EXERCISE GOAL
Each entry below should be written out exactly as it is, with no pictures.
======== RECORDS SUPPLIED
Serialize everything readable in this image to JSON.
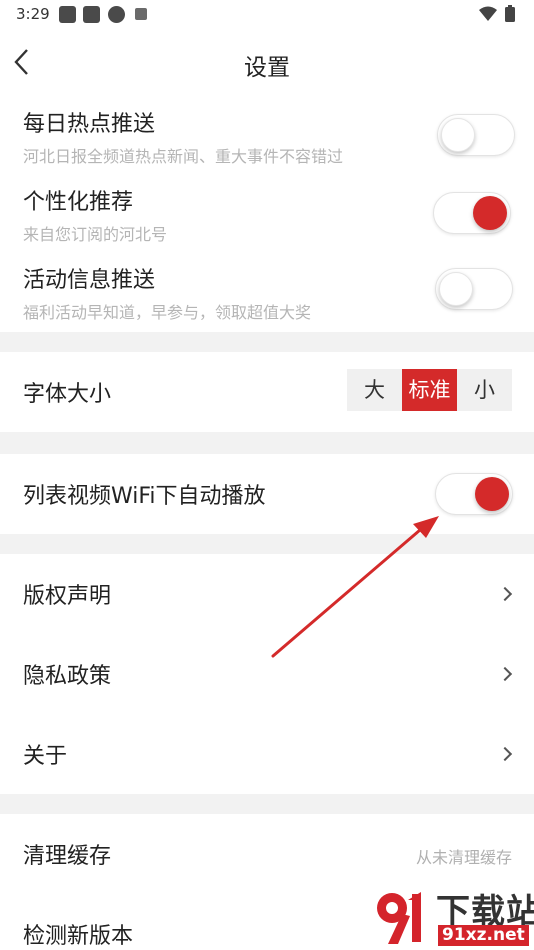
{
  "status_bar": {
    "time": "3:29",
    "icons": [
      "notification-icon",
      "notification-icon",
      "vpn-icon",
      "app-icon"
    ],
    "right_icons": [
      "wifi-icon",
      "battery-icon"
    ]
  },
  "nav": {
    "title": "设置",
    "back_icon": "chevron-left-icon"
  },
  "push_settings": [
    {
      "title": "每日热点推送",
      "subtitle": "河北日报全频道热点新闻、重大事件不容错过",
      "enabled": false
    },
    {
      "title": "个性化推荐",
      "subtitle": "来自您订阅的河北号",
      "enabled": true
    },
    {
      "title": "活动信息推送",
      "subtitle": "福利活动早知道，早参与，领取超值大奖",
      "enabled": false
    }
  ],
  "font_size": {
    "title": "字体大小",
    "options": [
      "大",
      "标准",
      "小"
    ],
    "selected": "标准"
  },
  "video_autoplay": {
    "title": "列表视频WiFi下自动播放",
    "enabled": true
  },
  "links": [
    {
      "title": "版权声明"
    },
    {
      "title": "隐私政策"
    },
    {
      "title": "关于"
    }
  ],
  "cache": {
    "title": "清理缓存",
    "status": "从未清理缓存"
  },
  "update": {
    "title": "检测新版本"
  },
  "annotation": {
    "arrow_color": "#d42a2a"
  },
  "watermark": {
    "main": "下载站",
    "sub": "91xz.net"
  },
  "colors": {
    "accent": "#d42a2a",
    "divider_gap": "#f2f2f2",
    "subtitle": "#b5b5b5"
  }
}
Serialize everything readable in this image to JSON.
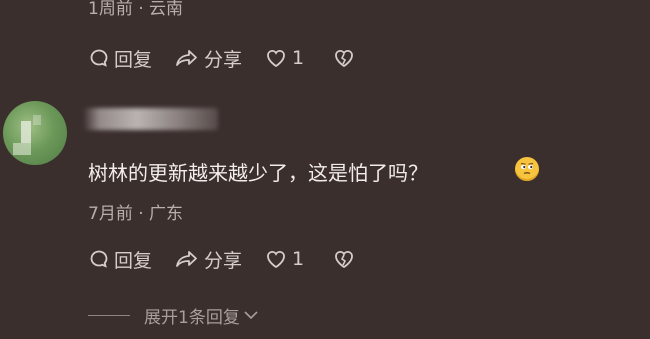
{
  "comments": [
    {
      "meta": "1周前 · 云南",
      "reply_label": "回复",
      "share_label": "分享",
      "like_count": "1"
    },
    {
      "text": "树林的更新越来越少了，这是怕了吗？",
      "meta": "7月前 · 广东",
      "reply_label": "回复",
      "share_label": "分享",
      "like_count": "1"
    }
  ],
  "expand_replies": "展开1条回复",
  "icons": [
    "reply-icon",
    "share-icon",
    "heart-icon",
    "broken-heart-icon",
    "emoji-thinking-icon",
    "chevron-down-icon"
  ]
}
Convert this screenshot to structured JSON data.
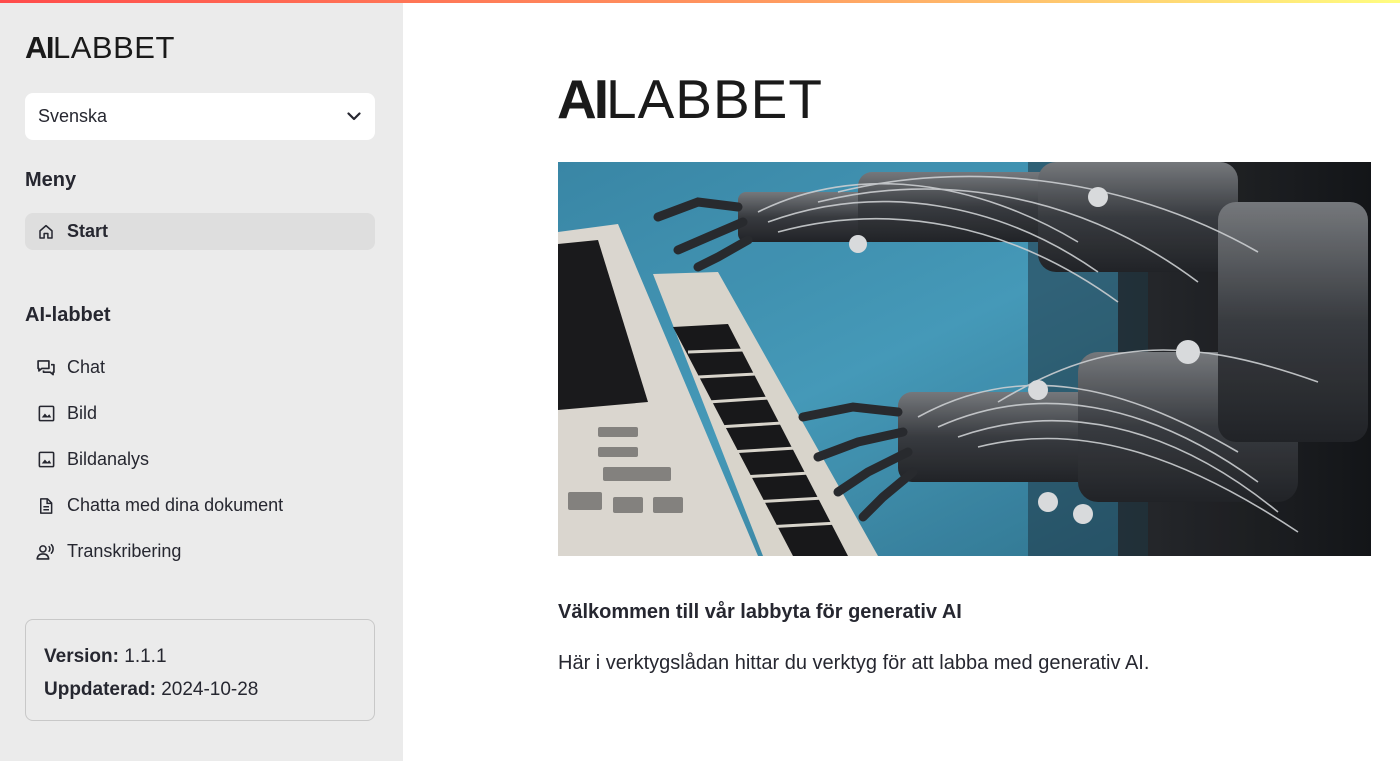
================
CORRECT OUTPUT
Serialize everything readable in this image to JSON.
{
  "status_bar": {
    "time": "3:29",
    "icons": [
      "notification-icon",
      "notification-icon",
      "vpn-icon",
      "app-icon"
    ],
    "right_icons": [
      "wifi-icon",
      "battery-icon"
    ]
  },
  "nav": {
    "title": "设置",
    "back_icon": "chevron-left-icon"
  },
  "push_settings": [
    {
      "title": "每日热点推送",
      "subtitle": "河北日报全频道热点新闻、重大事件不容错过",
      "enabled": false
    },
    {
      "title": "个性化推荐",
      "subtitle": "来自您订阅的河北号",
      "enabled": true
    },
    {
      "title": "活动信息推送",
      "subtitle": "福利活动早知道，早参与，领取超值大奖",
      "enabled": false
    }
  ],
  "font_size": {
    "title": "字体大小",
    "options": [
      "大",
      "标准",
      "小"
    ],
    "selected": "标准"
  },
  "video_autoplay": {
    "title": "列表视频WiFi下自动播放",
    "enabled": true
  },
  "links": [
    {
      "title": "版权声明"
    },
    {
      "title": "隐私政策"
    },
    {
      "title": "关于"
    }
  ],
  "cache": {
    "title": "清理缓存",
    "status": "从未清理缓存"
  },
  "update": {
    "title": "检测新版本"
  },
  "annotation": {
    "arrow_color": "#d42a2a"
  },
  "watermark": {
    "main": "下载站",
    "sub": "91xz.net"
  },
  "colors": {
    "accent": "#d42a2a",
    "divider_gap": "#f2f2f2",
    "subtitle": "#b5b5b5"
  }
}
Serialize everything readable in this image to JSON.
{
  "comments": [
    {
      "meta": "1周前 · 云南",
      "reply_label": "回复",
      "share_label": "分享",
      "like_count": "1"
    },
    {
      "text": "树林的更新越来越少了，这是怕了吗？",
      "meta": "7月前 · 广东",
      "reply_label": "回复",
      "share_label": "分享",
      "like_count": "1"
    }
  ],
  "expand_replies": "展开1条回复",
  "icons": [
    "reply-icon",
    "share-icon",
    "heart-icon",
    "broken-heart-icon",
    "emoji-thinking-icon",
    "chevron-down-icon"
  ]
}
Convert this screenshot to structured JSON data.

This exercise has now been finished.